#### Exercise:
Each line of the material below that holds the word "color" needs to be copied.
++++ Supplied records
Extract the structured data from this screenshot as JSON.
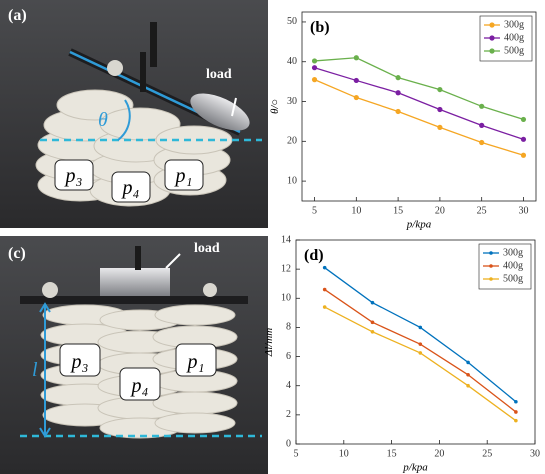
{
  "photos": [
    {
      "label": "(a)",
      "load": "load",
      "angle": "θ",
      "modules": [
        "p₃",
        "p₄",
        "p₁"
      ]
    },
    {
      "label": "(c)",
      "load": "load",
      "length": "l",
      "modules": [
        "p₃",
        "p₄",
        "p₁"
      ]
    }
  ],
  "chart_data": [
    {
      "type": "line",
      "panel_label": "(b)",
      "x_label": "p/kpa",
      "y_label": "θ/○",
      "x": [
        5,
        10,
        15,
        20,
        25,
        30
      ],
      "series": [
        {
          "name": "300g",
          "color": "#f5a623",
          "values": [
            35.5,
            31,
            27.5,
            23.5,
            19.7,
            16.5
          ]
        },
        {
          "name": "400g",
          "color": "#7b1fa2",
          "values": [
            38.5,
            35.3,
            32.2,
            28,
            24,
            20.5
          ]
        },
        {
          "name": "500g",
          "color": "#6ab04c",
          "values": [
            40.2,
            41,
            36,
            33,
            28.8,
            25.5
          ]
        }
      ],
      "xlim": [
        3.5,
        31.5
      ],
      "xticks": [
        5,
        10,
        15,
        20,
        25,
        30
      ],
      "ylim": [
        5,
        52.5
      ],
      "yticks": [
        10,
        20,
        30,
        40,
        50
      ],
      "legend": "upper right"
    },
    {
      "type": "line",
      "panel_label": "(d)",
      "x_label": "p/kpa",
      "y_label": "Δl/mm",
      "x": [
        8,
        13,
        18,
        23,
        28
      ],
      "series": [
        {
          "name": "300g",
          "color": "#0072bd",
          "values": [
            12.1,
            9.7,
            8.0,
            5.6,
            2.9
          ]
        },
        {
          "name": "400g",
          "color": "#d95319",
          "values": [
            10.6,
            8.35,
            6.85,
            4.75,
            2.2
          ]
        },
        {
          "name": "500g",
          "color": "#edb120",
          "values": [
            9.4,
            7.7,
            6.25,
            4.0,
            1.6
          ]
        }
      ],
      "xlim": [
        5,
        30
      ],
      "xticks": [
        5,
        10,
        15,
        20,
        25,
        30
      ],
      "ylim": [
        0,
        14
      ],
      "yticks": [
        0,
        2,
        4,
        6,
        8,
        10,
        12,
        14
      ],
      "legend": "upper right"
    }
  ]
}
++++++++
#### Written answer:
          "color": "#f5a623",
          "color": "#7b1fa2",
          "color": "#6ab04c",
          "color": "#0072bd",
          "color": "#d95319",
          "color": "#edb120",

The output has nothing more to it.